DATASET CONTENT
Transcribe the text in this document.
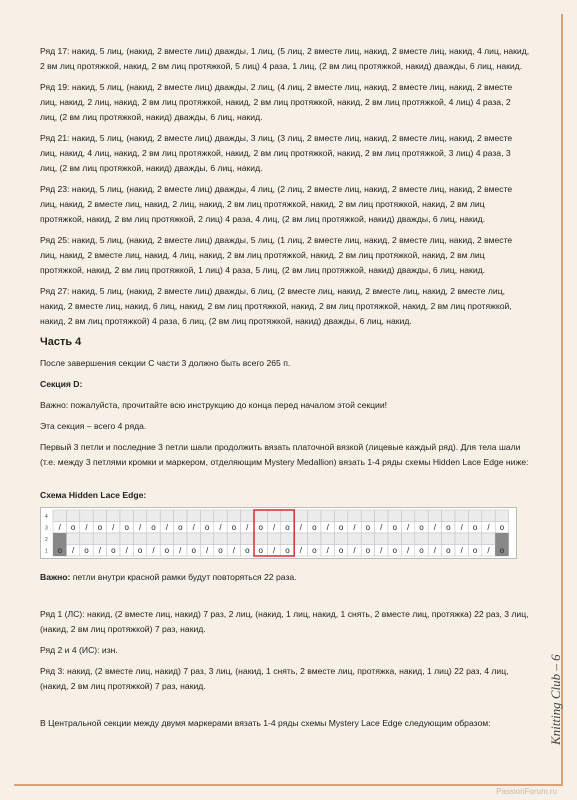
Ряд 17: накид, 5 лиц, (накид, 2 вместе лиц) дважды, 1 лиц, (5 лиц, 2 вместе лиц, накид, 2 вместе лиц, накид, 4 лиц, накид, 2 вм лиц протяжкой, накид, 2 вм лиц протяжкой, 5 лиц) 4 раза, 1 лиц, (2 вм лиц протяжкой, накид) дважды, 6 лиц, накид.

Ряд 19: накид, 5 лиц, (накид, 2 вместе лиц) дважды, 2 лиц, (4 лиц, 2 вместе лиц, накид, 2 вместе лиц, накид, 2 вместе лиц, накид, 2 лиц, накид, 2 вм лиц протяжкой, накид, 2 вм лиц протяжкой, накид, 2 вм лиц протяжкой, 4 лиц) 4 раза, 2 лиц, (2 вм лиц протяжкой, накид) дважды, 6 лиц, накид.

Ряд 21: накид, 5 лиц, (накид, 2 вместе лиц) дважды, 3 лиц, (3 лиц, 2 вместе лиц, накид, 2 вместе лиц, накид, 2 вместе лиц, накид, 4 лиц, накид, 2 вм лиц протяжкой, накид, 2 вм лиц протяжкой, накид, 2 вм лиц протяжкой, 3 лиц) 4 раза, 3 лиц, (2 вм лиц протяжкой, накид) дважды, 6 лиц, накид.

Ряд 23: накид, 5 лиц, (накид, 2 вместе лиц) дважды, 4 лиц, (2 лиц, 2 вместе лиц, накид, 2 вместе лиц, накид, 2 вместе лиц, накид, 2 вместе лиц, накид, 2 лиц, накид, 2 вм лиц протяжкой, накид, 2 вм лиц протяжкой, накид, 2 вм лиц протяжкой, накид, 2 вм лиц протяжкой, 2 лиц) 4 раза, 4 лиц, (2 вм лиц протяжкой, накид) дважды, 6 лиц, накид.

Ряд 25: накид, 5 лиц, (накид, 2 вместе лиц) дважды, 5 лиц, (1 лиц, 2 вместе лиц, накид, 2 вместе лиц, накид, 2 вместе лиц, накид, 2 вместе лиц, накид, 4 лиц, накид, 2 вм лиц протяжкой, накид, 2 вм лиц протяжкой, накид, 2 вм лиц протяжкой, накид, 2 вм лиц протяжкой, 1 лиц) 4 раза, 5 лиц, (2 вм лиц протяжкой, накид) дважды, 6 лиц, накид.

Ряд 27: накид, 5 лиц, (накид, 2 вместе лиц) дважды, 6 лиц, (2 вместе лиц, накид, 2 вместе лиц, накид, 2 вместе лиц, накид, 2 вместе лиц, накид, 6 лиц, накид, 2 вм лиц протяжкой, накид, 2 вм лиц протяжкой, накид, 2 вм лиц протяжкой, накид, 2 вм лиц протяжкой) 4 раза, 6 лиц, (2 вм лиц протяжкой, накид) дважды, 6 лиц, накид.

Часть 4

После завершения секции С части 3 должно быть всего 265 п.

Секция D:

Важно: пожалуйста, прочитайте всю инструкцию до конца перед началом этой секции!

Эта секция – всего 4 ряда.

Первый 3 петли и последние 3 петли шали продолжить вязать платочной вязкой (лицевые каждый ряд). Для тела шали (т.е. между 3 петлями кромки и маркером, отделяющим Mystery Medallion) вязать 1-4 ряды схемы Hidden Lace Edge ниже:

Схема Hidden Lace Edge:
4
3
2
1
/ o / o / o / o / o / o / o / o / o / o / o / o / o / o / o / o / o
o / o / o / o / o / o / o / o o / o / o / o / o / o / o / o / o / o

Важно: петли внутри красной рамки будут повторяться 22 раза.

Ряд 1 (ЛС): накид, (2 вместе лиц, накид) 7 раз, 2 лиц, (накид, 1 лиц, накид, 1 снять, 2 вместе лиц, протяжка) 22 раз, 3 лиц, (накид, 2 вм лиц протяжкой) 7 раз, накид.

Ряд 2 и 4 (ИС): изн.

Ряд 3: накид, (2 вместе лиц, накид) 7 раз, 3 лиц, (накид, 1 снять, 2 вместе лиц, протяжка, накид, 1 лиц) 22 раз, 4 лиц, (накид, 2 вм лиц протяжкой) 7 раз, накид.

В Центральной секции между двумя маркерами вязать 1-4 ряды схемы Mystery Lace Edge следующим образом:	Knitting Club – 6
PassionForum.ru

STATED TASK
Copy the entries exactly. Leave out the images.

TASK SOLUTION
Transcribe the text in this document.
Ряд 17: накид, 5 лиц, (накид, 2 вместе лиц) дважды, 1 лиц, (5 лиц, 2 вместе лиц, накид, 2 вместе лиц, накид, 4 лиц, накид, 2 вм лиц протяжкой, накид, 2 вм лиц протяжкой, 5 лиц) 4 раза, 1 лиц, (2 вм лиц протяжкой, накид) дважды, 6 лиц, накид.

Ряд 19: накид, 5 лиц, (накид, 2 вместе лиц) дважды, 2 лиц, (4 лиц, 2 вместе лиц, накид, 2 вместе лиц, накид, 2 вместе лиц, накид, 2 лиц, накид, 2 вм лиц протяжкой, накид, 2 вм лиц протяжкой, накид, 2 вм лиц протяжкой, 4 лиц) 4 раза, 2 лиц, (2 вм лиц протяжкой, накид) дважды, 6 лиц, накид.

Ряд 21: накид, 5 лиц, (накид, 2 вместе лиц) дважды, 3 лиц, (3 лиц, 2 вместе лиц, накид, 2 вместе лиц, накид, 2 вместе лиц, накид, 4 лиц, накид, 2 вм лиц протяжкой, накид, 2 вм лиц протяжкой, накид, 2 вм лиц протяжкой, 3 лиц) 4 раза, 3 лиц, (2 вм лиц протяжкой, накид) дважды, 6 лиц, накид.

Ряд 23: накид, 5 лиц, (накид, 2 вместе лиц) дважды, 4 лиц, (2 лиц, 2 вместе лиц, накид, 2 вместе лиц, накид, 2 вместе лиц, накид, 2 вместе лиц, накид, 2 лиц, накид, 2 вм лиц протяжкой, накид, 2 вм лиц протяжкой, накид, 2 вм лиц протяжкой, накид, 2 вм лиц протяжкой, 2 лиц) 4 раза, 4 лиц, (2 вм лиц протяжкой, накид) дважды, 6 лиц, накид.

Ряд 25: накид, 5 лиц, (накид, 2 вместе лиц) дважды, 5 лиц, (1 лиц, 2 вместе лиц, накид, 2 вместе лиц, накид, 2 вместе лиц, накид, 2 вместе лиц, накид, 4 лиц, накид, 2 вм лиц протяжкой, накид, 2 вм лиц протяжкой, накид, 2 вм лиц протяжкой, накид, 2 вм лиц протяжкой, 1 лиц) 4 раза, 5 лиц, (2 вм лиц протяжкой, накид) дважды, 6 лиц, накид.

Ряд 27: накид, 5 лиц, (накид, 2 вместе лиц) дважды, 6 лиц, (2 вместе лиц, накид, 2 вместе лиц, накид, 2 вместе лиц, накид, 2 вместе лиц, накид, 6 лиц, накид, 2 вм лиц протяжкой, накид, 2 вм лиц протяжкой, накид, 2 вм лиц протяжкой, накид, 2 вм лиц протяжкой) 4 раза, 6 лиц, (2 вм лиц протяжкой, накид) дважды, 6 лиц, накид.

Часть 4

После завершения секции С части 3 должно быть всего 265 п.

Секция D:

Важно: пожалуйста, прочитайте всю инструкцию до конца перед началом этой секции!

Эта секция – всего 4 ряда.

Первый 3 петли и последние 3 петли шали продолжить вязать платочной вязкой (лицевые каждый ряд). Для тела шали (т.е. между 3 петлями кромки и маркером, отделяющим Mystery Medallion) вязать 1-4 ряды схемы Hidden Lace Edge ниже:

Схема Hidden Lace Edge:
4
3
2
1
/ o / o / o / o / o / o / o / o / o / o / o / o / o / o / o / o / o
o / o / o / o / o / o / o / o o / o / o / o / o / o / o / o / o / o

Важно: петли внутри красной рамки будут повторяться 22 раза.

Ряд 1 (ЛС): накид, (2 вместе лиц, накид) 7 раз, 2 лиц, (накид, 1 лиц, накид, 1 снять, 2 вместе лиц, протяжка) 22 раз, 3 лиц, (накид, 2 вм лиц протяжкой) 7 раз, накид.

Ряд 2 и 4 (ИС): изн.

Ряд 3: накид, (2 вместе лиц, накид) 7 раз, 3 лиц, (накид, 1 снять, 2 вместе лиц, протяжка, накид, 1 лиц) 22 раз, 4 лиц, (накид, 2 вм лиц протяжкой) 7 раз, накид.

В Центральной секции между двумя маркерами вязать 1-4 ряды схемы Mystery Lace Edge следующим образом:	Knitting Club – 6
PassionForum.ru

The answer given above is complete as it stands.